+++ Rows

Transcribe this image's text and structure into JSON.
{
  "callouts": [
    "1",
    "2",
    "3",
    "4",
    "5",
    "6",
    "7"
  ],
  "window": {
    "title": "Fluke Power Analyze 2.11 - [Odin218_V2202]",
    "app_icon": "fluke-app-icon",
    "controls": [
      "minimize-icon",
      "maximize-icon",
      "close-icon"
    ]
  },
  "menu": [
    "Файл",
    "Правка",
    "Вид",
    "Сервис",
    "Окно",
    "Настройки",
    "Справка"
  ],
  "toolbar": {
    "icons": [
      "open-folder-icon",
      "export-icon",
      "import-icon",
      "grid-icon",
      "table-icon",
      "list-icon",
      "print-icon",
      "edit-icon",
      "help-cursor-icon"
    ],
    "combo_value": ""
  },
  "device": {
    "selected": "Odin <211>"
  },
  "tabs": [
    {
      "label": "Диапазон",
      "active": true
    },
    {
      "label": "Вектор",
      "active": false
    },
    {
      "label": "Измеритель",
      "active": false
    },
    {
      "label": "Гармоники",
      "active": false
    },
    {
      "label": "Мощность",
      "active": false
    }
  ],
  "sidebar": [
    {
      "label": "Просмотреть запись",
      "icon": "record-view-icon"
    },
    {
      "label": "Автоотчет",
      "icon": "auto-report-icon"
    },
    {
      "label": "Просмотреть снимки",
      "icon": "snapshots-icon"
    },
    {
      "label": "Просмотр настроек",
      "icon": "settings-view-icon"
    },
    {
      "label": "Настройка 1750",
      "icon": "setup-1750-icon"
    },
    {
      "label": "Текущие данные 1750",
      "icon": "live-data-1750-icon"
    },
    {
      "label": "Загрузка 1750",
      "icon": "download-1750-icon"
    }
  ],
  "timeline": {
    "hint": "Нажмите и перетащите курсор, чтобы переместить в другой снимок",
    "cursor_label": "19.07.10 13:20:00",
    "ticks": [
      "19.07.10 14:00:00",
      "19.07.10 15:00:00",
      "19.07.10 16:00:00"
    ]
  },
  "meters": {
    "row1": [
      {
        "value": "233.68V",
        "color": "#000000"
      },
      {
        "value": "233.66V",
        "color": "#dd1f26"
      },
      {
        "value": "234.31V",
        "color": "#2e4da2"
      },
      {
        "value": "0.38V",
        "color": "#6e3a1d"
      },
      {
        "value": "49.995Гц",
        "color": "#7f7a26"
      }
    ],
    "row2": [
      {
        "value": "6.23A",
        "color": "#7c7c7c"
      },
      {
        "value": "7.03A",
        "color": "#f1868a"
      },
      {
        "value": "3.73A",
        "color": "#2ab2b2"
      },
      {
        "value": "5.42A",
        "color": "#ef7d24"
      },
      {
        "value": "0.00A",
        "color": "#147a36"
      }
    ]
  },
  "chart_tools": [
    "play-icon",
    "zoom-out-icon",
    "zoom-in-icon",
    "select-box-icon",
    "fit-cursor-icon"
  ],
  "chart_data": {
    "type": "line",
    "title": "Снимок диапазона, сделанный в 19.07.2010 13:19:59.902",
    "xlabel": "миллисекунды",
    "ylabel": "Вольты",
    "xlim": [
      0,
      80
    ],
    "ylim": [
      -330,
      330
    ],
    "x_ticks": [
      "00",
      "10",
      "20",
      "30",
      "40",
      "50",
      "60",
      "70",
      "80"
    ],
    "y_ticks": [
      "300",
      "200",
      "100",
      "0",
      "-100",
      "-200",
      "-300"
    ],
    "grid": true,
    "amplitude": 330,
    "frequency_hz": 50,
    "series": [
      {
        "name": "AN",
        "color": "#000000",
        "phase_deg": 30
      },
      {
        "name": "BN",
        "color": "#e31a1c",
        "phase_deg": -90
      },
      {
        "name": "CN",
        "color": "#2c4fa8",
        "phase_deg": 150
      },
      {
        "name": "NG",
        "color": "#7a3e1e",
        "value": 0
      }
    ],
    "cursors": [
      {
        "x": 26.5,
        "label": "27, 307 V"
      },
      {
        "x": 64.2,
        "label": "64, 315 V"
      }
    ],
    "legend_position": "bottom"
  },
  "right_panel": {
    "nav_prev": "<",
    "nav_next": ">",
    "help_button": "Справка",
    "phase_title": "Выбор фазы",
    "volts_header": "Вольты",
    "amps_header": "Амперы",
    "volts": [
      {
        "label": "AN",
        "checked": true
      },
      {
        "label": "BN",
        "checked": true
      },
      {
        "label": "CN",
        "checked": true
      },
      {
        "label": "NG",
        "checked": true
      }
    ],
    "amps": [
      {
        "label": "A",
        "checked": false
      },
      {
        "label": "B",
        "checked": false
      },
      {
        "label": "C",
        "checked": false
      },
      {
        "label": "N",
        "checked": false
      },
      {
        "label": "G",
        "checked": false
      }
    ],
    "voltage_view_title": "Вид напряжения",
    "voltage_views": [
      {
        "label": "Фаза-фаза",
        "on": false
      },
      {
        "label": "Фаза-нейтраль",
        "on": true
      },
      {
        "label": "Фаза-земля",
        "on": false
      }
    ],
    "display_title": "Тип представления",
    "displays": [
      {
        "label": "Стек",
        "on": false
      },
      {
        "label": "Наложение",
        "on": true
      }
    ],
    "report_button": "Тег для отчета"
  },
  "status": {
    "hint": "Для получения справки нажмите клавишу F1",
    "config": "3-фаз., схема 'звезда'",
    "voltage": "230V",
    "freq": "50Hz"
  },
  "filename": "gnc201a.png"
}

++++++

## Directive
From the data, collect all lines where the string "Просмотреть" appears.

## Output below
      "label": "Просмотреть запись",
      "label": "Просмотреть снимки",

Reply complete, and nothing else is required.